▶ **Problem details**
Drop the images; return everything else in the listing below exactly.

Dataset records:
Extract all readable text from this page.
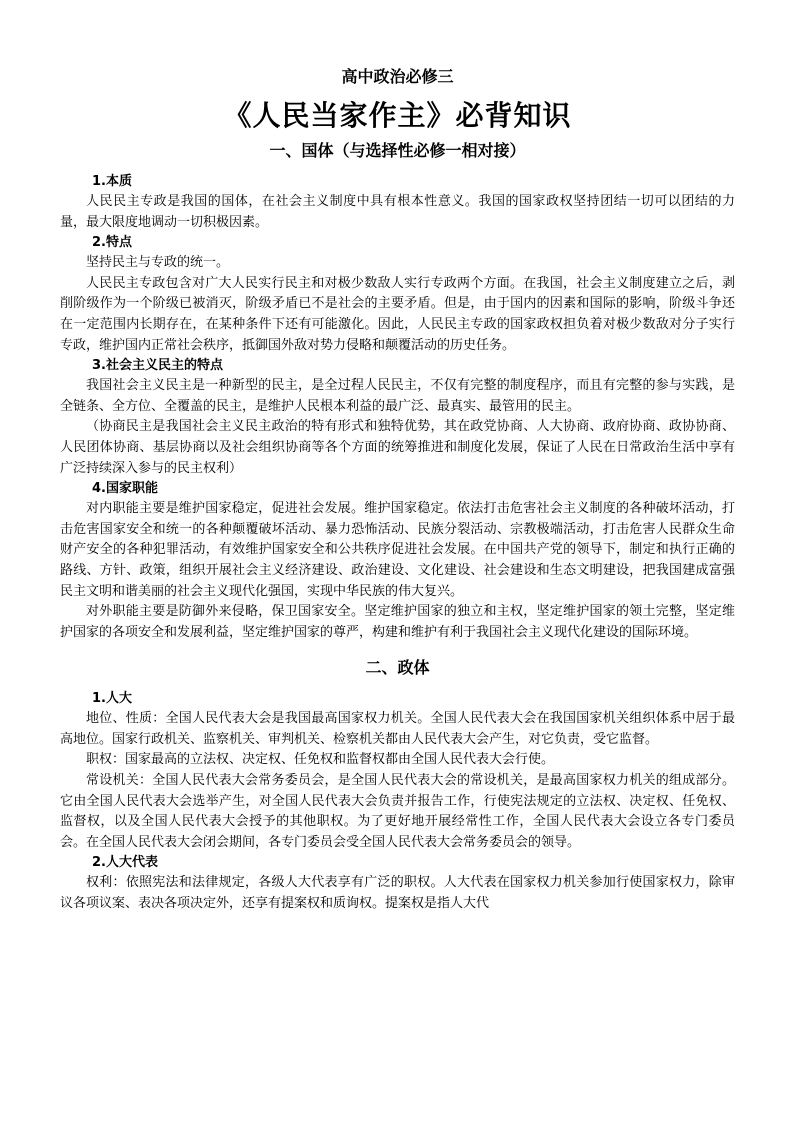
高中政治必修三
《人民当家作主》必背知识
一、国体（与选择性必修一相对接）
1.本质

人民民主专政是我国的国体，在社会主义制度中具有根本性意义。我国的国家政权坚持团结一切可以团结的力量，最大限度地调动一切积极因素。

2.特点

坚持民主与专政的统一。

人民民主专政包含对广大人民实行民主和对极少数敌人实行专政两个方面。在我国，社会主义制度建立之后，剥削阶级作为一个阶级已被消灭，阶级矛盾已不是社会的主要矛盾。但是，由于国内的因素和国际的影响，阶级斗争还在一定范围内长期存在，在某种条件下还有可能激化。因此，人民民主专政的国家政权担负着对极少数敌对分子实行专政，维护国内正常社会秩序，抵御国外敌对势力侵略和颠覆活动的历史任务。

3.社会主义民主的特点

我国社会主义民主是一种新型的民主，是全过程人民民主，不仅有完整的制度程序，而且有完整的参与实践，是全链条、全方位、全覆盖的民主，是维护人民根本利益的最广泛、最真实、最管用的民主。

（协商民主是我国社会主义民主政治的特有形式和独特优势，其在政党协商、人大协商、政府协商、政协协商、人民团体协商、基层协商以及社会组织协商等各个方面的统筹推进和制度化发展，保证了人民在日常政治生活中享有广泛持续深入参与的民主权利）

4.国家职能

对内职能主要是维护国家稳定，促进社会发展。维护国家稳定。依法打击危害社会主义制度的各种破坏活动，打击危害国家安全和统一的各种颠覆破坏活动、暴力恐怖活动、民族分裂活动、宗教极端活动，打击危害人民群众生命财产安全的各种犯罪活动，有效维护国家安全和公共秩序促进社会发展。在中国共产党的领导下，制定和执行正确的路线、方针、政策，组织开展社会主义经济建设、政治建设、文化建设、社会建设和生态文明建设，把我国建成富强民主文明和谐美丽的社会主义现代化强国，实现中华民族的伟大复兴。

对外职能主要是防御外来侵略，保卫国家安全。坚定维护国家的独立和主权，坚定维护国家的领土完整，坚定维护国家的各项安全和发展利益，坚定维护国家的尊严，构建和维护有利于我国社会主义现代化建设的国际环境。

二、政体
1.人大

地位、性质：全国人民代表大会是我国最高国家权力机关。全国人民代表大会在我国国家机关组织体系中居于最高地位。国家行政机关、监察机关、审判机关、检察机关都由人民代表大会产生，对它负责，受它监督。

职权：国家最高的立法权、决定权、任免权和监督权都由全国人民代表大会行使。

常设机关：全国人民代表大会常务委员会，是全国人民代表大会的常设机关，是最高国家权力机关的组成部分。它由全国人民代表大会选举产生，对全国人民代表大会负责并报告工作，行使宪法规定的立法权、决定权、任免权、监督权，以及全国人民代表大会授予的其他职权。为了更好地开展经常性工作，全国人民代表大会设立各专门委员会。在全国人民代表大会闭会期间，各专门委员会受全国人民代表大会常务委员会的领导。

2.人大代表

权利：依照宪法和法律规定，各级人大代表享有广泛的职权。人大代表在国家权力机关参加行使国家权力，除审议各项议案、表决各项决定外，还享有提案权和质询权。提案权是指人大代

▶ **Written reply**
Extract all readable text from this page.
高中政治必修三
《人民当家作主》必背知识
一、国体（与选择性必修一相对接）
1.本质

人民民主专政是我国的国体，在社会主义制度中具有根本性意义。我国的国家政权坚持团结一切可以团结的力量，最大限度地调动一切积极因素。

2.特点

坚持民主与专政的统一。

人民民主专政包含对广大人民实行民主和对极少数敌人实行专政两个方面。在我国，社会主义制度建立之后，剥削阶级作为一个阶级已被消灭，阶级矛盾已不是社会的主要矛盾。但是，由于国内的因素和国际的影响，阶级斗争还在一定范围内长期存在，在某种条件下还有可能激化。因此，人民民主专政的国家政权担负着对极少数敌对分子实行专政，维护国内正常社会秩序，抵御国外敌对势力侵略和颠覆活动的历史任务。

3.社会主义民主的特点

我国社会主义民主是一种新型的民主，是全过程人民民主，不仅有完整的制度程序，而且有完整的参与实践，是全链条、全方位、全覆盖的民主，是维护人民根本利益的最广泛、最真实、最管用的民主。

（协商民主是我国社会主义民主政治的特有形式和独特优势，其在政党协商、人大协商、政府协商、政协协商、人民团体协商、基层协商以及社会组织协商等各个方面的统筹推进和制度化发展，保证了人民在日常政治生活中享有广泛持续深入参与的民主权利）

4.国家职能

对内职能主要是维护国家稳定，促进社会发展。维护国家稳定。依法打击危害社会主义制度的各种破坏活动，打击危害国家安全和统一的各种颠覆破坏活动、暴力恐怖活动、民族分裂活动、宗教极端活动，打击危害人民群众生命财产安全的各种犯罪活动，有效维护国家安全和公共秩序促进社会发展。在中国共产党的领导下，制定和执行正确的路线、方针、政策，组织开展社会主义经济建设、政治建设、文化建设、社会建设和生态文明建设，把我国建成富强民主文明和谐美丽的社会主义现代化强国，实现中华民族的伟大复兴。

对外职能主要是防御外来侵略，保卫国家安全。坚定维护国家的独立和主权，坚定维护国家的领土完整，坚定维护国家的各项安全和发展利益，坚定维护国家的尊严，构建和维护有利于我国社会主义现代化建设的国际环境。

二、政体
1.人大

地位、性质：全国人民代表大会是我国最高国家权力机关。全国人民代表大会在我国国家机关组织体系中居于最高地位。国家行政机关、监察机关、审判机关、检察机关都由人民代表大会产生，对它负责，受它监督。

职权：国家最高的立法权、决定权、任免权和监督权都由全国人民代表大会行使。

常设机关：全国人民代表大会常务委员会，是全国人民代表大会的常设机关，是最高国家权力机关的组成部分。它由全国人民代表大会选举产生，对全国人民代表大会负责并报告工作，行使宪法规定的立法权、决定权、任免权、监督权，以及全国人民代表大会授予的其他职权。为了更好地开展经常性工作，全国人民代表大会设立各专门委员会。在全国人民代表大会闭会期间，各专门委员会受全国人民代表大会常务委员会的领导。

2.人大代表

权利：依照宪法和法律规定，各级人大代表享有广泛的职权。人大代表在国家权力机关参加行使国家权力，除审议各项议案、表决各项决定外，还享有提案权和质询权。提案权是指人大代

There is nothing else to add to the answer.